:: Task material ::
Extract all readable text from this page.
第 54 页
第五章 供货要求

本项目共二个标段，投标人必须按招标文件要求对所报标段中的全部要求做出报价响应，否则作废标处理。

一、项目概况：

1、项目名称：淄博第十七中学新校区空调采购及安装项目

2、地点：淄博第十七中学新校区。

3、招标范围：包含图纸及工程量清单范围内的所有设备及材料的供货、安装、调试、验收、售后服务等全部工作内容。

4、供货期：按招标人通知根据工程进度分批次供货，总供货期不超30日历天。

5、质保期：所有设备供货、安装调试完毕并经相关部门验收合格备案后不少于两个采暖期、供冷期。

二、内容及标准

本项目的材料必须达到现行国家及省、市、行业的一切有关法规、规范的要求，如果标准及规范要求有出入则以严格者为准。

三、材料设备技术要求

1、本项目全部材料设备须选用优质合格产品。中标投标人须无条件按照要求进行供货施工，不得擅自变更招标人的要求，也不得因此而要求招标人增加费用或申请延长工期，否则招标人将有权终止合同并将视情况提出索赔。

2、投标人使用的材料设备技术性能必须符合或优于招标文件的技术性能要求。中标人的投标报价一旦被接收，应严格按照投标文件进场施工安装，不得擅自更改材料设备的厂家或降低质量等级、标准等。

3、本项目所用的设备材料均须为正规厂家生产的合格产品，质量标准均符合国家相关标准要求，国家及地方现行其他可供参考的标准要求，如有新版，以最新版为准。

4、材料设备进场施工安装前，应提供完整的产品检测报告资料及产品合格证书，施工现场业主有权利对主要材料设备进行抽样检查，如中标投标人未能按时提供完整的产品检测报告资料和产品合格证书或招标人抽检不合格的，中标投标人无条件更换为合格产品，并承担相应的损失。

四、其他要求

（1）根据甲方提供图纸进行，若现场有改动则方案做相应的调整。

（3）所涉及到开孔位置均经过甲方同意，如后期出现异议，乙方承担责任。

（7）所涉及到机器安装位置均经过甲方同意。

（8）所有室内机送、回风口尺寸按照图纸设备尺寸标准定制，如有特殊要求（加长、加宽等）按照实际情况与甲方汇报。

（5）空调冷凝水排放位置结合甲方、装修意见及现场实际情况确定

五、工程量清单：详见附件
:::
(Job): Set down all of the entries exactly, please.

(Task result):
Extract all readable text from this page.
第 54 页
第五章 供货要求

本项目共二个标段，投标人必须按招标文件要求对所报标段中的全部要求做出报价响应，否则作废标处理。

一、项目概况：

1、项目名称：淄博第十七中学新校区空调采购及安装项目

2、地点：淄博第十七中学新校区。

3、招标范围：包含图纸及工程量清单范围内的所有设备及材料的供货、安装、调试、验收、售后服务等全部工作内容。

4、供货期：按招标人通知根据工程进度分批次供货，总供货期不超30日历天。

5、质保期：所有设备供货、安装调试完毕并经相关部门验收合格备案后不少于两个采暖期、供冷期。

二、内容及标准

本项目的材料必须达到现行国家及省、市、行业的一切有关法规、规范的要求，如果标准及规范要求有出入则以严格者为准。

三、材料设备技术要求

1、本项目全部材料设备须选用优质合格产品。中标投标人须无条件按照要求进行供货施工，不得擅自变更招标人的要求，也不得因此而要求招标人增加费用或申请延长工期，否则招标人将有权终止合同并将视情况提出索赔。

2、投标人使用的材料设备技术性能必须符合或优于招标文件的技术性能要求。中标人的投标报价一旦被接收，应严格按照投标文件进场施工安装，不得擅自更改材料设备的厂家或降低质量等级、标准等。

3、本项目所用的设备材料均须为正规厂家生产的合格产品，质量标准均符合国家相关标准要求，国家及地方现行其他可供参考的标准要求，如有新版，以最新版为准。

4、材料设备进场施工安装前，应提供完整的产品检测报告资料及产品合格证书，施工现场业主有权利对主要材料设备进行抽样检查，如中标投标人未能按时提供完整的产品检测报告资料和产品合格证书或招标人抽检不合格的，中标投标人无条件更换为合格产品，并承担相应的损失。

四、其他要求

（1）根据甲方提供图纸进行，若现场有改动则方案做相应的调整。

（3）所涉及到开孔位置均经过甲方同意，如后期出现异议，乙方承担责任。

（7）所涉及到机器安装位置均经过甲方同意。

（8）所有室内机送、回风口尺寸按照图纸设备尺寸标准定制，如有特殊要求（加长、加宽等）按照实际情况与甲方汇报。

（5）空调冷凝水排放位置结合甲方、装修意见及现场实际情况确定

五、工程量清单：详见附件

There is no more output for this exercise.